§ TASK REQUIREMENTS
Work out how many lines have "settes" in them. Give only that number.

++++ EXERCISE INPUT ++++

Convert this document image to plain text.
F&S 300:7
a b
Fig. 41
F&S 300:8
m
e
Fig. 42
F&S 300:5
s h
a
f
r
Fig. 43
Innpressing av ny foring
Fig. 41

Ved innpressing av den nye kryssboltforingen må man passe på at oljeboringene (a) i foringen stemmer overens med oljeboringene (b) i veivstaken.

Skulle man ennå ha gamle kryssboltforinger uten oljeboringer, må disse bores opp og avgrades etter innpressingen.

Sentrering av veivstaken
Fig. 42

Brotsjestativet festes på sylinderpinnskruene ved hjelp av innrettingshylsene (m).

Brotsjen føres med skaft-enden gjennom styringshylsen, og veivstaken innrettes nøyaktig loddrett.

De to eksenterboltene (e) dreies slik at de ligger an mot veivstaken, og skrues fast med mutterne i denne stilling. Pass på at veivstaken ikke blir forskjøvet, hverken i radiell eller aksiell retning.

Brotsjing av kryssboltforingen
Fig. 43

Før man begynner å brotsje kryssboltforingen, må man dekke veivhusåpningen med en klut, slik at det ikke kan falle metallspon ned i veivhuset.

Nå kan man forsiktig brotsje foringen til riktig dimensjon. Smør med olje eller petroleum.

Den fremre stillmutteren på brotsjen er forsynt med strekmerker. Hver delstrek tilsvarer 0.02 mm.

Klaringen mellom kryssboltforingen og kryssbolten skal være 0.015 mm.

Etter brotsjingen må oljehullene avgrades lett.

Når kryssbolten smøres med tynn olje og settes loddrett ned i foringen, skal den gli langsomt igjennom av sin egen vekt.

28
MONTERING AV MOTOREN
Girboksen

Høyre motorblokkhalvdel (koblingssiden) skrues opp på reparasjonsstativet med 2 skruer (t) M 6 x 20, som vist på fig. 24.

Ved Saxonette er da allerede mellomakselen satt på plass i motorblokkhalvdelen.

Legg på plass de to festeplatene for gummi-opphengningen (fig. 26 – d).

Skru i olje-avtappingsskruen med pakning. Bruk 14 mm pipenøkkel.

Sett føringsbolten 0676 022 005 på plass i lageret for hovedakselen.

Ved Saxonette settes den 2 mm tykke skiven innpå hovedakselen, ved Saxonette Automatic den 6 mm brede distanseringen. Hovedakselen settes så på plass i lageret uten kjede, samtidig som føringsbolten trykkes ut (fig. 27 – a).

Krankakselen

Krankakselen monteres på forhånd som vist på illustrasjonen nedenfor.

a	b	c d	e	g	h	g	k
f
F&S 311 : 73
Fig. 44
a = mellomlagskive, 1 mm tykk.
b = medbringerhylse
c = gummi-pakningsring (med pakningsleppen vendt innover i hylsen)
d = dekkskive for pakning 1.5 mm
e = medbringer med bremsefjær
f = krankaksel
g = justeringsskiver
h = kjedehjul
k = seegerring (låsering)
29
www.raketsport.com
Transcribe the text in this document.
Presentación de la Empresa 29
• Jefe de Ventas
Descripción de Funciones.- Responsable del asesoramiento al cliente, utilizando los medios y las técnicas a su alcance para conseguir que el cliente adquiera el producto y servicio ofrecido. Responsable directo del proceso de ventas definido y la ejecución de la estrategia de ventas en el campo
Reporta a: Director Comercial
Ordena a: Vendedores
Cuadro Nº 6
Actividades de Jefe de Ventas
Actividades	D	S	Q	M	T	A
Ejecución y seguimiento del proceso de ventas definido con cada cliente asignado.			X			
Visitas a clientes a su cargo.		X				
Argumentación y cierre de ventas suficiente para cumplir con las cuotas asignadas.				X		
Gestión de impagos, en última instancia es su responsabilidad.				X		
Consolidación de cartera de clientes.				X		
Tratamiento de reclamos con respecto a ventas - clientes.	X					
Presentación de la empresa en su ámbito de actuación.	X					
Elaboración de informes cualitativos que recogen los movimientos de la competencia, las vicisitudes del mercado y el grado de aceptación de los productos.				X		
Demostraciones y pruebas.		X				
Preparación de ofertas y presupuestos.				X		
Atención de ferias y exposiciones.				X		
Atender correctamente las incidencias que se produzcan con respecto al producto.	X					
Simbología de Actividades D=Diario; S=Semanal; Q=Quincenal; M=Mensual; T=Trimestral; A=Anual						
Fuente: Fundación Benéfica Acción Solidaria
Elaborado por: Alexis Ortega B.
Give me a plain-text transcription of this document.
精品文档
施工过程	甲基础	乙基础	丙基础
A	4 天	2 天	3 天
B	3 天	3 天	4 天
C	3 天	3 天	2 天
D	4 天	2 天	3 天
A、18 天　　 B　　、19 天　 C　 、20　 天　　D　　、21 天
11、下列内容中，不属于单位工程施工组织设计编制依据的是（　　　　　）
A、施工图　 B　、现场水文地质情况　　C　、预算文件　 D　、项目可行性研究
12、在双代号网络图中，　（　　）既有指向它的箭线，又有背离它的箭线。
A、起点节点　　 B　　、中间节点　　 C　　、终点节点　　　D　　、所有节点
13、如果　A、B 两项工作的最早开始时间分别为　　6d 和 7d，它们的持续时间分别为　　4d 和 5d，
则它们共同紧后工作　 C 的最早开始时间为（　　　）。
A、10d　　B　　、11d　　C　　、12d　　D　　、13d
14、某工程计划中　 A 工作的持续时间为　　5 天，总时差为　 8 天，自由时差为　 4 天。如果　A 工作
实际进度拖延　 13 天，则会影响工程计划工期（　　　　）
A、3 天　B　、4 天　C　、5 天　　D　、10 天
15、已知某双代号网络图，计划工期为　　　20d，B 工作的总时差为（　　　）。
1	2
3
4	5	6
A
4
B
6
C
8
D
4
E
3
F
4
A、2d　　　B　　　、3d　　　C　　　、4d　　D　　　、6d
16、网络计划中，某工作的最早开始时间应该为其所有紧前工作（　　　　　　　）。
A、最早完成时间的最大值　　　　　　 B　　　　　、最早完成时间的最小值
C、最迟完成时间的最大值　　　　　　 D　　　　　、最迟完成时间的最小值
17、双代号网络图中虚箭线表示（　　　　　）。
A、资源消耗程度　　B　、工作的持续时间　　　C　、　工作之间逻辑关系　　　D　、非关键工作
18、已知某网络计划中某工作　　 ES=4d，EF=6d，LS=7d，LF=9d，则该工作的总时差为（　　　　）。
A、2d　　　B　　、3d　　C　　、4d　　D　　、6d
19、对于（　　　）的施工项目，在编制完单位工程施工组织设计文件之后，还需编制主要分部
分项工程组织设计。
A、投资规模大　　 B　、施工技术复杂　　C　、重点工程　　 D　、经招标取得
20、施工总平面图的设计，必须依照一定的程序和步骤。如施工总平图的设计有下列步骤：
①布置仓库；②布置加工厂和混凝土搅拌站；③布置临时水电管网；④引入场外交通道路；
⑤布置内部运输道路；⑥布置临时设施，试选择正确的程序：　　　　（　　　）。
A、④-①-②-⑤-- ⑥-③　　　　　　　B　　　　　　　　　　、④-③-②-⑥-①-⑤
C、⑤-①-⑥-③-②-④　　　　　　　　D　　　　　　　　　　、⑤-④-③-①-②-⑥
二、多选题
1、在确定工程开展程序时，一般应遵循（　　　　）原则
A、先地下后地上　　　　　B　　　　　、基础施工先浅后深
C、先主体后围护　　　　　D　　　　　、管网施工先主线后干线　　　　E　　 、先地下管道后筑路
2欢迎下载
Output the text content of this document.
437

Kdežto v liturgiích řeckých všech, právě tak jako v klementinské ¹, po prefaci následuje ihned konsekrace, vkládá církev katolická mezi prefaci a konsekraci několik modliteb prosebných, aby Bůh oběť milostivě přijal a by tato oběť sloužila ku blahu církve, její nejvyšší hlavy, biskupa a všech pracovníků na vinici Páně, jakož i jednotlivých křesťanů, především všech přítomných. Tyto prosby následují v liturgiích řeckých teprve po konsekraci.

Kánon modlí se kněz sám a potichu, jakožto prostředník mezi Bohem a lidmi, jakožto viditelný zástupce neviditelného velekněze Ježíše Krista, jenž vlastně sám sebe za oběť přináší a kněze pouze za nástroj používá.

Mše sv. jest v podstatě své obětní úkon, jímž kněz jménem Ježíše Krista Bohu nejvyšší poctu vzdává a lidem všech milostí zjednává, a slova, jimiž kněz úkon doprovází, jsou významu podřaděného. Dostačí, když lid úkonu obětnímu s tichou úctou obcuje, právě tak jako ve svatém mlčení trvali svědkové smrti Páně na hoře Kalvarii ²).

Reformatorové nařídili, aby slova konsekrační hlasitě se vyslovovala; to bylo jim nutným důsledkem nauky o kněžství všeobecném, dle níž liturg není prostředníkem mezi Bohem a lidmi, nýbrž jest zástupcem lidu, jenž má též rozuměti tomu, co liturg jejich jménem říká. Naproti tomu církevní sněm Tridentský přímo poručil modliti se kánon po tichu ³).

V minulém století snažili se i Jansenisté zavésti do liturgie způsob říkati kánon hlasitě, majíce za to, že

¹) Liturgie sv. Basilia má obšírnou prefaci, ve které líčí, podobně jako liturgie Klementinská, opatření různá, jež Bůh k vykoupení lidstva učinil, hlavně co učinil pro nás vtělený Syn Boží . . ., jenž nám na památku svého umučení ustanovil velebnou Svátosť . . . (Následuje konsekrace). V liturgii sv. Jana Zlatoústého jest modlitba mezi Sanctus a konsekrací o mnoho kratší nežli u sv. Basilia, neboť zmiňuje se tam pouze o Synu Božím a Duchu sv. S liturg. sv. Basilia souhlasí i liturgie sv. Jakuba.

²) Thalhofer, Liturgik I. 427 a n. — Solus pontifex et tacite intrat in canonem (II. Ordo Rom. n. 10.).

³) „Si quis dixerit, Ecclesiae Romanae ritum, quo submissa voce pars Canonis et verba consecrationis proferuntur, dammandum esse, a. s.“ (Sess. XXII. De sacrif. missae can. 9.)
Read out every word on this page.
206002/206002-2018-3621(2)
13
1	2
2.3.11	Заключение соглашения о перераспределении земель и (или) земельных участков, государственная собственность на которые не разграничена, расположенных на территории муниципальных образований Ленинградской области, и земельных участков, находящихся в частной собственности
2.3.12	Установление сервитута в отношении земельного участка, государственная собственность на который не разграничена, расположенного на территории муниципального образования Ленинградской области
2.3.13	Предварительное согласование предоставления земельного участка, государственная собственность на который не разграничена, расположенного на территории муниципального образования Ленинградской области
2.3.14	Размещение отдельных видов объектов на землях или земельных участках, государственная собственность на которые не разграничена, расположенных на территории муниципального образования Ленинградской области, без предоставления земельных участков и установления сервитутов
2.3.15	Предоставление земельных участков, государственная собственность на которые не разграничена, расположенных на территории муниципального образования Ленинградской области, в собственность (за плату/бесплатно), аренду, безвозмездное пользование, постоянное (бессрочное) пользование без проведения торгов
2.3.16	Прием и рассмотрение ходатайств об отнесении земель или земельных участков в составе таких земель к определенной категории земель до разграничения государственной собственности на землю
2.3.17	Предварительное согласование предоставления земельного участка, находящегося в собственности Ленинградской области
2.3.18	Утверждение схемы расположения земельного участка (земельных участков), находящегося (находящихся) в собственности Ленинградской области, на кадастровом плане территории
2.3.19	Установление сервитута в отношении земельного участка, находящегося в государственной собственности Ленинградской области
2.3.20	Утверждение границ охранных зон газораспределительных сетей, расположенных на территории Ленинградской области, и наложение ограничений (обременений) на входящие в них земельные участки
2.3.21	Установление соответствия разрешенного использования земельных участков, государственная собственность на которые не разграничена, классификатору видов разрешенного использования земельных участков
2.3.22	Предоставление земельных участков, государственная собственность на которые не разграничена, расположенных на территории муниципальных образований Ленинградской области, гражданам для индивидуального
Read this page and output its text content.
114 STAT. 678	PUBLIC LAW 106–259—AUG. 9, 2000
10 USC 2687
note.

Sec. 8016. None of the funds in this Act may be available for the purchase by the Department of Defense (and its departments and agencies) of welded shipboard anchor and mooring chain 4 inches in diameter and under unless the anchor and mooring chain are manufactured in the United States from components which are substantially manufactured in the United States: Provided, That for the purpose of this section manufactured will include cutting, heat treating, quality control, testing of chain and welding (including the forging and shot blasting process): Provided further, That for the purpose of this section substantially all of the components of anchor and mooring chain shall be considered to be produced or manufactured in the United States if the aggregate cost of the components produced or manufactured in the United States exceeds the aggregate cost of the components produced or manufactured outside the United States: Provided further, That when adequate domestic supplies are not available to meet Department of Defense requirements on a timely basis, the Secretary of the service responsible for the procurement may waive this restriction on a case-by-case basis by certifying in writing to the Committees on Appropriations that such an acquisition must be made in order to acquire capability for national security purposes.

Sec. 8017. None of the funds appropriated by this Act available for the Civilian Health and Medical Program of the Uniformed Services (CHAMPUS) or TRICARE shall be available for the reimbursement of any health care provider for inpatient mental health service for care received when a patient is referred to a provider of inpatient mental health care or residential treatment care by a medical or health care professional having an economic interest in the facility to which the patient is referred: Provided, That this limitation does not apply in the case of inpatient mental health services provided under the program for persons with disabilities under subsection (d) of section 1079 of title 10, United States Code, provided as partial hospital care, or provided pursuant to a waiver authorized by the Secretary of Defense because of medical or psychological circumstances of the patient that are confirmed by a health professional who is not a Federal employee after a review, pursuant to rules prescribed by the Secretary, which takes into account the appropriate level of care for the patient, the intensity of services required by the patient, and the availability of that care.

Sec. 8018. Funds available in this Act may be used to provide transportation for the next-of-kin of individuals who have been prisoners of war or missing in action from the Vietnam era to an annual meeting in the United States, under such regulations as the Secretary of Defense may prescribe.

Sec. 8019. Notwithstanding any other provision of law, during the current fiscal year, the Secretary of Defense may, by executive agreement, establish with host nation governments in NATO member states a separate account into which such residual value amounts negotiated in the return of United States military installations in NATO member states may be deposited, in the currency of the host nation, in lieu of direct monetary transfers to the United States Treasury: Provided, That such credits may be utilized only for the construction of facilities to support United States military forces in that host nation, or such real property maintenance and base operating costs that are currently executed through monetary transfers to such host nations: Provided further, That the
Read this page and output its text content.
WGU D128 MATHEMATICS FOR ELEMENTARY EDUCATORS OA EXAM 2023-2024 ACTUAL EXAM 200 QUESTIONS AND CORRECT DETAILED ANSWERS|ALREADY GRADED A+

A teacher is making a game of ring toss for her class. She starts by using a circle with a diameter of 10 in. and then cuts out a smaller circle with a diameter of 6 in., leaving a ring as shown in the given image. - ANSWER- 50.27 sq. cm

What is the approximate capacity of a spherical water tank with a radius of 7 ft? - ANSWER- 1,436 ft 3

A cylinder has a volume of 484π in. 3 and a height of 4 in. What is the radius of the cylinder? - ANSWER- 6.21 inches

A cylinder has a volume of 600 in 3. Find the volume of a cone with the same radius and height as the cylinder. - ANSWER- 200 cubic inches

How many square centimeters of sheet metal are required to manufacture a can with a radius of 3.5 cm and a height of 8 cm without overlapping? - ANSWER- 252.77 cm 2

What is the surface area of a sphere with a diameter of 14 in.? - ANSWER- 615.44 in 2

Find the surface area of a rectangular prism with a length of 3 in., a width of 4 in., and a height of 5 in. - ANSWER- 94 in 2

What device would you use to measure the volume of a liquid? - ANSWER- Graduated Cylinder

++++

§ OUTPUT
2